━━━━━ PROVIDED ENTRIES ━━━━━

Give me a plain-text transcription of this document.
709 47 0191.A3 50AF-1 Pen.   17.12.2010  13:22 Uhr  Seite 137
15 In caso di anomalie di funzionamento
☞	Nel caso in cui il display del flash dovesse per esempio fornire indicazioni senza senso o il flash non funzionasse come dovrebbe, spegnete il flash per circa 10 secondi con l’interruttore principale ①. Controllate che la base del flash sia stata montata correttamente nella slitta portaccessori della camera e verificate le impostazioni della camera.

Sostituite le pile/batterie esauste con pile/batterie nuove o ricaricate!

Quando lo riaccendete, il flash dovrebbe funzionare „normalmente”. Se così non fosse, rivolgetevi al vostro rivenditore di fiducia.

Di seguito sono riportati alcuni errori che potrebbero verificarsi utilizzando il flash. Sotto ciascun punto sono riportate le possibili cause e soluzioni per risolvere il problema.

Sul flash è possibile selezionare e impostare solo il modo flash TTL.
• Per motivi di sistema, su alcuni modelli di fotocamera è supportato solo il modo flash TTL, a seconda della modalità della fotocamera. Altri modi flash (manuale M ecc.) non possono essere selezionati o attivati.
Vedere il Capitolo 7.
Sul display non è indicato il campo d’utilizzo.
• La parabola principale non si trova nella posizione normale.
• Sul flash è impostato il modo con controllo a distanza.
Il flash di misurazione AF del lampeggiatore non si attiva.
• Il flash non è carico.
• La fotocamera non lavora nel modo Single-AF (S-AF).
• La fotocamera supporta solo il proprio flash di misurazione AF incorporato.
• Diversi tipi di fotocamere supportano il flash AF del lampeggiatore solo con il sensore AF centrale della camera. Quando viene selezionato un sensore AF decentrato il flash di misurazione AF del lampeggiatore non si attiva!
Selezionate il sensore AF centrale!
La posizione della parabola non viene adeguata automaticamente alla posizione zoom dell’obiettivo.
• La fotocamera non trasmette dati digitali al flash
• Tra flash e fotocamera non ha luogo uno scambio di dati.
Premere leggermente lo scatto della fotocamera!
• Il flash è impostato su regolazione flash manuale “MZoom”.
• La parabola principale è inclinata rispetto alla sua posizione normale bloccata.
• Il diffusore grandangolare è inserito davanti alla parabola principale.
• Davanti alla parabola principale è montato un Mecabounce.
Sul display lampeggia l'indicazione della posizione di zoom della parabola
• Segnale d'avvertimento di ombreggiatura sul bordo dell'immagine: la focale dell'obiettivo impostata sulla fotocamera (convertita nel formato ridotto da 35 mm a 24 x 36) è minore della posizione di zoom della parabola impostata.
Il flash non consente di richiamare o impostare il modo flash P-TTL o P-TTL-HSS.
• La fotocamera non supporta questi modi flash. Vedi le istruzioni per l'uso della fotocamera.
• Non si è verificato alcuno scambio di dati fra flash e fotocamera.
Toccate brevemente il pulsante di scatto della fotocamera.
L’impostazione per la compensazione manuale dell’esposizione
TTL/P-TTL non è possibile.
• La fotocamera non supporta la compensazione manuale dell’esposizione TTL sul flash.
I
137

━━━━━

Copy each line above where the string "principale" occurs.

☞	Nel caso in cui il display del flash dovesse per esempio fornire indicazioni senza senso o il flash non funzionasse come dovrebbe, spegnete il flash per circa 10 secondi con l’interruttore principale ①. Controllate che la base del flash sia stata montata correttamente nella slitta portaccessori della camera e verificate le impostazioni della camera.
• La parabola principale non si trova nella posizione normale.
• La parabola principale è inclinata rispetto alla sua posizione normale bloccata.
• Il diffusore grandangolare è inserito davanti alla parabola principale.
• Davanti alla parabola principale è montato un Mecabounce.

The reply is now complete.